Pick each line containing "Downloads" out of the records.

RECORDS below:

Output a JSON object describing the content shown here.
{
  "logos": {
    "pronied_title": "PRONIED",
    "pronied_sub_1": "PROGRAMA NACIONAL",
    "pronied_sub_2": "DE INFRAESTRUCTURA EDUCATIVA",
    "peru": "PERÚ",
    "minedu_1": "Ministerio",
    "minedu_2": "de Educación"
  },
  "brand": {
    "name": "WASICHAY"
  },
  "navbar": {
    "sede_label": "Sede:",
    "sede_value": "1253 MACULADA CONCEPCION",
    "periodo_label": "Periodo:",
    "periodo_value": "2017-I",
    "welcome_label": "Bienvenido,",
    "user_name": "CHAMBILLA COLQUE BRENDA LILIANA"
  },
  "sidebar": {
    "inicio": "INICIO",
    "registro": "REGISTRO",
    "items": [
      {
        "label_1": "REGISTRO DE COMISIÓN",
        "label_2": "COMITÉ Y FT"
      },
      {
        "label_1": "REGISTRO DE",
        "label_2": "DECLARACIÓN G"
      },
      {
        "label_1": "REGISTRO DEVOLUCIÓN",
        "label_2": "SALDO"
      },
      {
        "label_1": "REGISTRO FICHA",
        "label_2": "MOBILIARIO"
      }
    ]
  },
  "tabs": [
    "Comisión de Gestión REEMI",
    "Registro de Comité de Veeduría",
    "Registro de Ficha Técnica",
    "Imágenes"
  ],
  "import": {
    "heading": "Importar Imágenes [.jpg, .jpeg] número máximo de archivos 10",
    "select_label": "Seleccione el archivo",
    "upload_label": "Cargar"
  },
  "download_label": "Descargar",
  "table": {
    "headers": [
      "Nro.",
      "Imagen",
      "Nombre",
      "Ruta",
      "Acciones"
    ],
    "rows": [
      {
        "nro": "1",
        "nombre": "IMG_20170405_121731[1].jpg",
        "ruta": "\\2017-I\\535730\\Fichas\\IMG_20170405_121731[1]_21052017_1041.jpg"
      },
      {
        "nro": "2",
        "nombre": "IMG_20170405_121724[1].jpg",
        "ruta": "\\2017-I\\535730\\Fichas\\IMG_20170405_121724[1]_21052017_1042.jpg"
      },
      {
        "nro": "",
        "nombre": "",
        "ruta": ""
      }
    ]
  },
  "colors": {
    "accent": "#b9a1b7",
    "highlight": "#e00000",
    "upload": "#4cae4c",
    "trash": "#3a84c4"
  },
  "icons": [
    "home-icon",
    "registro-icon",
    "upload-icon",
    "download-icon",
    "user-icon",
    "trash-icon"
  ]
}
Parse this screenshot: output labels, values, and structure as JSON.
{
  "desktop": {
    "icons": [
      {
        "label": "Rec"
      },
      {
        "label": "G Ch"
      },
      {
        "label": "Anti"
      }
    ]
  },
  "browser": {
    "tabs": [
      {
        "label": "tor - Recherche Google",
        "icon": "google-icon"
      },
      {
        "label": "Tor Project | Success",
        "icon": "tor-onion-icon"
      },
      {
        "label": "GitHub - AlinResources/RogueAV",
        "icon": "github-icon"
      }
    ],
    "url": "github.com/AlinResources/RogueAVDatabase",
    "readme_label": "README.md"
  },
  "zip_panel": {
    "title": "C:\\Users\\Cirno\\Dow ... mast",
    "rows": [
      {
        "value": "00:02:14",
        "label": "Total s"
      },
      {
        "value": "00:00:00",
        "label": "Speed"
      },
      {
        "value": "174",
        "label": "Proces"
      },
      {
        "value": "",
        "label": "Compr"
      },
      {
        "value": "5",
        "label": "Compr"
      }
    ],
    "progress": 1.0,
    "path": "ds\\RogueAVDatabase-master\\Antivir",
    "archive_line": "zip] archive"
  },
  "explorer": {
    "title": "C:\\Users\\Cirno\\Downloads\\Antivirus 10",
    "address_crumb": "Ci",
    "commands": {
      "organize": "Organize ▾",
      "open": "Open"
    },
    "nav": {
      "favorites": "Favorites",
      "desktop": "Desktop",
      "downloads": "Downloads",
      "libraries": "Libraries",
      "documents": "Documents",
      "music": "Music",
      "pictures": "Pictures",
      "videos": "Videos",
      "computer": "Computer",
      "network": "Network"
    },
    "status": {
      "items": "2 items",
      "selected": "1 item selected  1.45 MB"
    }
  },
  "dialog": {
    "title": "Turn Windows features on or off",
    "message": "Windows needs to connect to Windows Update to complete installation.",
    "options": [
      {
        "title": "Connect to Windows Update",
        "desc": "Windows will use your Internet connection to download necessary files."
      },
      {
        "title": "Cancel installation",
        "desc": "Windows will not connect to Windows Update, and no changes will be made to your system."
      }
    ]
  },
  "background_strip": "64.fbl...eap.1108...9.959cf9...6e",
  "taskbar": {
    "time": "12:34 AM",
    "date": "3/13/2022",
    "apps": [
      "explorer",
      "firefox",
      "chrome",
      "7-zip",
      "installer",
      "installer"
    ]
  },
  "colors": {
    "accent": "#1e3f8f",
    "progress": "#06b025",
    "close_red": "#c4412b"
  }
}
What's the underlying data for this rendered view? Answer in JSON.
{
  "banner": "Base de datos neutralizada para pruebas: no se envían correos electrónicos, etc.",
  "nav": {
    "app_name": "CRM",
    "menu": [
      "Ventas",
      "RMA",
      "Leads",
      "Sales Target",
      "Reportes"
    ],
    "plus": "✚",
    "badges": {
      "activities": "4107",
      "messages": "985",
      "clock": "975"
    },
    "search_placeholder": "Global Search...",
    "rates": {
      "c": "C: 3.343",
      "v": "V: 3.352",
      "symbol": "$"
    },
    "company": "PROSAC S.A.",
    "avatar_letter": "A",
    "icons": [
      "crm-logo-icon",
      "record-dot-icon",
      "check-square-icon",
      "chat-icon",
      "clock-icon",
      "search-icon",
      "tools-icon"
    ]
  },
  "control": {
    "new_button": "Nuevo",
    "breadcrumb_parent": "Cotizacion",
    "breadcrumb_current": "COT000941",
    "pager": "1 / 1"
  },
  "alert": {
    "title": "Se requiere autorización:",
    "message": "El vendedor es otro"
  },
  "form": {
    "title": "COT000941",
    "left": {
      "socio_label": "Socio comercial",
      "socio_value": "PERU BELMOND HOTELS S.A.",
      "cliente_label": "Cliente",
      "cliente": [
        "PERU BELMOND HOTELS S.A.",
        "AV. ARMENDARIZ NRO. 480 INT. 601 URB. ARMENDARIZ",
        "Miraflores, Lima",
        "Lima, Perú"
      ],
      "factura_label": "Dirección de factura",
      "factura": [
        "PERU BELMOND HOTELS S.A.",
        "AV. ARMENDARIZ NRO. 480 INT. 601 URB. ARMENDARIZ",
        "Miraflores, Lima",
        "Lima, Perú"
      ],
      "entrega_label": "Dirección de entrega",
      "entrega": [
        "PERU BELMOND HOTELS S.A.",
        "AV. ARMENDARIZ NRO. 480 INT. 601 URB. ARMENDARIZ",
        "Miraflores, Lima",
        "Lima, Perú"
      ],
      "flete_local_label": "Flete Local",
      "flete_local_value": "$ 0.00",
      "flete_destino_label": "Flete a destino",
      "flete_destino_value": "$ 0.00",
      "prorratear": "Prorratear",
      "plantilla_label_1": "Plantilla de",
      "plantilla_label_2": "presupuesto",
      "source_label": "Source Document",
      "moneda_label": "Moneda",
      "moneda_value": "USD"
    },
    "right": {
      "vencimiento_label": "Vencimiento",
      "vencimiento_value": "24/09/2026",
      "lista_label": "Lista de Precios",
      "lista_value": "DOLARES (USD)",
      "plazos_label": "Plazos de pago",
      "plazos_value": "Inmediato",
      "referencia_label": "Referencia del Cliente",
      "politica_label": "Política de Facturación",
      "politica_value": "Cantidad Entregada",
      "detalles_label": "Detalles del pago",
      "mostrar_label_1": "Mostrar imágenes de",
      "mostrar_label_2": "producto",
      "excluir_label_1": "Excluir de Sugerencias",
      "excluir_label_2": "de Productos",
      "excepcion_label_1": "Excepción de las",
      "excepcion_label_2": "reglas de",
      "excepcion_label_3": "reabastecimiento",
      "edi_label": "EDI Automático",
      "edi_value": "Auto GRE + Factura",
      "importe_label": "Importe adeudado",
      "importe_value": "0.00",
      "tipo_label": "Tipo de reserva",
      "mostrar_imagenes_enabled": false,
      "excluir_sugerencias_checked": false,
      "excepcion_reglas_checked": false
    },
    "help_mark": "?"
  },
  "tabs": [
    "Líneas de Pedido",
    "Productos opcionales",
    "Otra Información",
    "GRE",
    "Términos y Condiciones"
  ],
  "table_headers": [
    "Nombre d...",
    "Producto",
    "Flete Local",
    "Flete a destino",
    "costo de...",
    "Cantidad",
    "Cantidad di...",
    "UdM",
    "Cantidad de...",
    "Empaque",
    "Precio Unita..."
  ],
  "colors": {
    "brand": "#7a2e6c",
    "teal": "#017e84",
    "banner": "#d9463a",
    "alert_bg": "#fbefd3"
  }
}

End of RECORDS.

▸ RESPONSE
    "title": "C:\\Users\\Cirno\\Downloads\\Antivirus 10",
      "downloads": "Downloads",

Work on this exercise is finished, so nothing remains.